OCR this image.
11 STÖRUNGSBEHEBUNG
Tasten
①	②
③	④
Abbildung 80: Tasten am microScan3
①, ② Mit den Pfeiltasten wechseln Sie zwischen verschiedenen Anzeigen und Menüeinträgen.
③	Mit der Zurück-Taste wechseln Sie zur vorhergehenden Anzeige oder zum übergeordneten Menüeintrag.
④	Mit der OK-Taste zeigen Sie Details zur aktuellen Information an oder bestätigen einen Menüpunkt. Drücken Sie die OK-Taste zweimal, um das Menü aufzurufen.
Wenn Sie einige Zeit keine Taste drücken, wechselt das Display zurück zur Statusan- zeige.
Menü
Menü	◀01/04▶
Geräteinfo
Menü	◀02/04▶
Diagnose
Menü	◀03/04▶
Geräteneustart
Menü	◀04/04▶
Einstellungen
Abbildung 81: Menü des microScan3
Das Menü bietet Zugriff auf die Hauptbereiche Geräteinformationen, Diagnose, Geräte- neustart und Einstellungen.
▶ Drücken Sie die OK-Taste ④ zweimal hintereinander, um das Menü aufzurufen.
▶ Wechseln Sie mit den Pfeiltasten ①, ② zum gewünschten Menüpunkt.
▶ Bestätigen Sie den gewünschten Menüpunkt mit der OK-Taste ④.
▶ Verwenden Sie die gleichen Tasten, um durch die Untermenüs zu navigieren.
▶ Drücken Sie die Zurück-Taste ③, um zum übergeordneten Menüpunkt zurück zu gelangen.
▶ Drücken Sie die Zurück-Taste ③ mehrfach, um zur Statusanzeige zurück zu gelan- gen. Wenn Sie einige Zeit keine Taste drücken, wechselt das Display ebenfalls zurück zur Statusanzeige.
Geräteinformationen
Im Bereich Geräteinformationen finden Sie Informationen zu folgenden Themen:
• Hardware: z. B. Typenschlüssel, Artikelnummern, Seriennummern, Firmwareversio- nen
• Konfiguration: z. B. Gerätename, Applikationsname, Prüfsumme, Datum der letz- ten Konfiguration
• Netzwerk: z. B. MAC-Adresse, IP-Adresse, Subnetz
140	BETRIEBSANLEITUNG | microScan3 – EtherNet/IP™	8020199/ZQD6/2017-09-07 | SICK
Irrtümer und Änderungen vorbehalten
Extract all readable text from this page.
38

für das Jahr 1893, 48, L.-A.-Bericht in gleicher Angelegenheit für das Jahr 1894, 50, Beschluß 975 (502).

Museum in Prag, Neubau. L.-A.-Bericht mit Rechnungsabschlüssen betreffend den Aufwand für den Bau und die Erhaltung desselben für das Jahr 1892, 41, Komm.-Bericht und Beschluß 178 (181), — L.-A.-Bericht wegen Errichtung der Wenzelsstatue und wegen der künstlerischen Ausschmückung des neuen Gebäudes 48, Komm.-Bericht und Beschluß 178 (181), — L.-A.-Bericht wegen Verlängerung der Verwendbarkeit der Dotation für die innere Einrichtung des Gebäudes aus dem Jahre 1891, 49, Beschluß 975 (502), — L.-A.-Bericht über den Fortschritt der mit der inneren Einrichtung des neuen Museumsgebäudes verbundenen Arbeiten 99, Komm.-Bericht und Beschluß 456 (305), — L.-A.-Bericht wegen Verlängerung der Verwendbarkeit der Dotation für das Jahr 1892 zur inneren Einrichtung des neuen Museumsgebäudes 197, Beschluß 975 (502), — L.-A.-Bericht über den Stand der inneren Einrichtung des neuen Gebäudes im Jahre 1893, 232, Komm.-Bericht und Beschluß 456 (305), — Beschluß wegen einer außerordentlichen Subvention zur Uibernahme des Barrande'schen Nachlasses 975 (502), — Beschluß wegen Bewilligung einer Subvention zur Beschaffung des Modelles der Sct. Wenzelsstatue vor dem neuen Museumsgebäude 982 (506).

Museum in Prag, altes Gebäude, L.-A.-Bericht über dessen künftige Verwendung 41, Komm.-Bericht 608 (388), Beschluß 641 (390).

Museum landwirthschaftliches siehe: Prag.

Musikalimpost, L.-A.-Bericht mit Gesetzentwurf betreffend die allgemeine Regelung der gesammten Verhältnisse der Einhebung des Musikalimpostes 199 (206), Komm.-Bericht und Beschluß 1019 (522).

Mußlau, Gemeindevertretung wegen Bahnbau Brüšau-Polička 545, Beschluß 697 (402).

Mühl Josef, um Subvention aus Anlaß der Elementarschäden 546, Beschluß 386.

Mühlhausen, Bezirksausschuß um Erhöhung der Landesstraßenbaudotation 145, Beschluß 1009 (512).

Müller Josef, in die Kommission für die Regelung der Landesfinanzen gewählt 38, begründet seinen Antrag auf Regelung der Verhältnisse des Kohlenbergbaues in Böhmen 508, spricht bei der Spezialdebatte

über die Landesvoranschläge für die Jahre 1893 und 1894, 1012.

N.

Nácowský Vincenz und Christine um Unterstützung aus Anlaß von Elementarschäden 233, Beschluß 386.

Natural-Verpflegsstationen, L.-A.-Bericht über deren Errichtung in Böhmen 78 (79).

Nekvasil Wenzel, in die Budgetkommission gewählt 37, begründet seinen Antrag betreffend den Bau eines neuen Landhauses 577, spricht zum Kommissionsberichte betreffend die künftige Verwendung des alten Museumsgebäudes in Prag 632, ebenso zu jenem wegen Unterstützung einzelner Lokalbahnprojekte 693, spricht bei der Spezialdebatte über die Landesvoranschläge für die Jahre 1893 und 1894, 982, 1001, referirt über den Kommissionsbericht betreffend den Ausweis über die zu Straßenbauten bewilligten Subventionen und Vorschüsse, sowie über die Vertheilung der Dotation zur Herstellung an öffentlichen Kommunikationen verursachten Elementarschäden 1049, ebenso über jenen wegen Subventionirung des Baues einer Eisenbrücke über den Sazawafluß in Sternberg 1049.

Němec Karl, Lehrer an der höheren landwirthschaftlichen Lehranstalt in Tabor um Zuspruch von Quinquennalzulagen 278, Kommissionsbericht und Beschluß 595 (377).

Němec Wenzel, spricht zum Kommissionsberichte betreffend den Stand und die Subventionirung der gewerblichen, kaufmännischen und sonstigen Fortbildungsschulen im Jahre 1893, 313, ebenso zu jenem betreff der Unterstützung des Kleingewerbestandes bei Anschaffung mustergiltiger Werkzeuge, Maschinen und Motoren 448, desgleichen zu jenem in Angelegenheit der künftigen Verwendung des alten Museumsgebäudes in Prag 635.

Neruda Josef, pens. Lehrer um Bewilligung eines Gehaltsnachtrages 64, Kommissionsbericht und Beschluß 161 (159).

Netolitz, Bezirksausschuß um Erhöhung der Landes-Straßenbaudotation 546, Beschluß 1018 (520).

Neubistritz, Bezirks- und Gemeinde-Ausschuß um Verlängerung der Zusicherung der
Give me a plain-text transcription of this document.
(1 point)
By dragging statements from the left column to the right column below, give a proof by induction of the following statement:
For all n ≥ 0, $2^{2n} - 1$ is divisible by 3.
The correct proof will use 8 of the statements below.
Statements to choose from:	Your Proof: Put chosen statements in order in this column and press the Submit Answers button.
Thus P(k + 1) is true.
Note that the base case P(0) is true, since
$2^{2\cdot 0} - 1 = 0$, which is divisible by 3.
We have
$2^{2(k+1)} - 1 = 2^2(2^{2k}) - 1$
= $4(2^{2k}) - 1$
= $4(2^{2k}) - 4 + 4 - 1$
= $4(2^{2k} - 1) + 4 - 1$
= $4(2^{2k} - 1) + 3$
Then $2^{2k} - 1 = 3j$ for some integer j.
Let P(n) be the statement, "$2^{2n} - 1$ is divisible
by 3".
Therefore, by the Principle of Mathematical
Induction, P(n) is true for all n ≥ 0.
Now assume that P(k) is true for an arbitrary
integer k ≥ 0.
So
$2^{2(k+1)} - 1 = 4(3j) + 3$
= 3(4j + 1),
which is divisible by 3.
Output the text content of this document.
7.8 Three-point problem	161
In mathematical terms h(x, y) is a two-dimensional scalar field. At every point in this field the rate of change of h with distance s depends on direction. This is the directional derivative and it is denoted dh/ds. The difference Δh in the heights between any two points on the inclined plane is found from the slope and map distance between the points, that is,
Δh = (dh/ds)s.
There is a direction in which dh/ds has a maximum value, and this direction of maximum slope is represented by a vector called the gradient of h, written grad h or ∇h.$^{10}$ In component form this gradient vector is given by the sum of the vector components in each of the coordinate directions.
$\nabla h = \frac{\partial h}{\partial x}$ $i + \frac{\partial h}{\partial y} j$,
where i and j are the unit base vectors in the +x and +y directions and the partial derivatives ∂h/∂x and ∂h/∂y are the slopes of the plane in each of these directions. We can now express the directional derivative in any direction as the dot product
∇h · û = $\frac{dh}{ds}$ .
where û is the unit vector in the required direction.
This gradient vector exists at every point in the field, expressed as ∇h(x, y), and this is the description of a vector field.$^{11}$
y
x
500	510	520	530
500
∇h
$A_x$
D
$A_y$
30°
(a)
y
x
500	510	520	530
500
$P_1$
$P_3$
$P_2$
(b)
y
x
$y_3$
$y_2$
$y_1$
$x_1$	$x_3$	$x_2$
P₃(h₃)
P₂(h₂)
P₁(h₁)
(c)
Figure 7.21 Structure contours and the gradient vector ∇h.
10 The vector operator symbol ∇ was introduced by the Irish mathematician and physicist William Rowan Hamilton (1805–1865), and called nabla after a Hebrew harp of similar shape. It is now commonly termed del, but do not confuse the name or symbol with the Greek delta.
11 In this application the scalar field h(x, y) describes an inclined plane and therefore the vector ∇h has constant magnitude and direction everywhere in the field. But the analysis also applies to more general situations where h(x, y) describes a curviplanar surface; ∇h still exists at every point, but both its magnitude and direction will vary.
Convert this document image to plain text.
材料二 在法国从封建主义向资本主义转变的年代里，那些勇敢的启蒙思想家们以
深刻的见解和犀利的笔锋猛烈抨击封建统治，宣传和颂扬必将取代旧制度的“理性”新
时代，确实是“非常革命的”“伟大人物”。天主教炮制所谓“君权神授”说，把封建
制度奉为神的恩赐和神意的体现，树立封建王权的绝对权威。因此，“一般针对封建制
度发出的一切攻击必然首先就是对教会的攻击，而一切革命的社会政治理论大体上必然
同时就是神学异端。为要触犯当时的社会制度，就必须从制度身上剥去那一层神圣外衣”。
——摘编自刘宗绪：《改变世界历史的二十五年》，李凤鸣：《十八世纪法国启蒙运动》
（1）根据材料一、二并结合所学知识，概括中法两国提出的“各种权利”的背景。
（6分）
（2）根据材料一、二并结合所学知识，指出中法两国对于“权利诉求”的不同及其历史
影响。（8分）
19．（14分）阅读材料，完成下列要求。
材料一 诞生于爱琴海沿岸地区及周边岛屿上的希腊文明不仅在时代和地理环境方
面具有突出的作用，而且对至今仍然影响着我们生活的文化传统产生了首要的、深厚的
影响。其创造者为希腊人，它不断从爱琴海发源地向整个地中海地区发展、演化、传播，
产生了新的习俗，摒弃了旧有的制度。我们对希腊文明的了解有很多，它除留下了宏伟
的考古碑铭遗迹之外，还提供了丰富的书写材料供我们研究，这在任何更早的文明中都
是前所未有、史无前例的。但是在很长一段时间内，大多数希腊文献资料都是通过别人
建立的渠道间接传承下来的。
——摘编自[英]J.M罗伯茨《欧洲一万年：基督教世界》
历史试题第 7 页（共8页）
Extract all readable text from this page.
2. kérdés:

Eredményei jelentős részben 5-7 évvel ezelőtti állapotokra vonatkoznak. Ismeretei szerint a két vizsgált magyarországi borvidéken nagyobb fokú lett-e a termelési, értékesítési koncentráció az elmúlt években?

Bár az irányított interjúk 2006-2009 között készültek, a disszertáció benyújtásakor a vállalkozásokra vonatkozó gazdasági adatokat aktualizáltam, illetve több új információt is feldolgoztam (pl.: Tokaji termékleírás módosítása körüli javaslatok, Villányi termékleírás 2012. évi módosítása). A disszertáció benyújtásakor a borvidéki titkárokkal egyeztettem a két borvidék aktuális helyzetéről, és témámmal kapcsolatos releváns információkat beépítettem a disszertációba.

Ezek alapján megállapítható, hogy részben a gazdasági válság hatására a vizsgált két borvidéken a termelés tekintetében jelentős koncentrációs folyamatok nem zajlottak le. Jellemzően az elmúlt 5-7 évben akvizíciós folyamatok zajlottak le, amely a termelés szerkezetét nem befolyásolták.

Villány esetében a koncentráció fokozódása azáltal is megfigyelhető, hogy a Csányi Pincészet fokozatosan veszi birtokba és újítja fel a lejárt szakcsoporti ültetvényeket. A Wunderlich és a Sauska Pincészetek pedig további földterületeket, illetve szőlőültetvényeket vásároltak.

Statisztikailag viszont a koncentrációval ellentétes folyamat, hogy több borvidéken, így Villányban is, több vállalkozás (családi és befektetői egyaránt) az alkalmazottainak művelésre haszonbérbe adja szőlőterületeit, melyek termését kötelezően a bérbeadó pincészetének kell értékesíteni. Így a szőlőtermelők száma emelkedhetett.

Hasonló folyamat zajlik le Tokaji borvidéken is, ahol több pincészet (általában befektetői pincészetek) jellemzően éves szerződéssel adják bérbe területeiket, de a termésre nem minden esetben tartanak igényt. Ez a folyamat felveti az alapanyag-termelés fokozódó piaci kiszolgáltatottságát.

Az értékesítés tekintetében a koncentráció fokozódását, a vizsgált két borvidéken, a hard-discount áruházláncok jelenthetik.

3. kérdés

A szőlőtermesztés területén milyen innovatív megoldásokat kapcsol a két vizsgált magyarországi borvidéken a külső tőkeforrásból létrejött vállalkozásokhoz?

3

* WHAT IS REQUIRED
Where a line holds "true", copy that line.

* EXERCISE RESPONSE
Thus P(k + 1) is true.
Note that the base case P(0) is true, since
Induction, P(n) is true for all n ≥ 0.
Now assume that P(k) is true for an arbitrary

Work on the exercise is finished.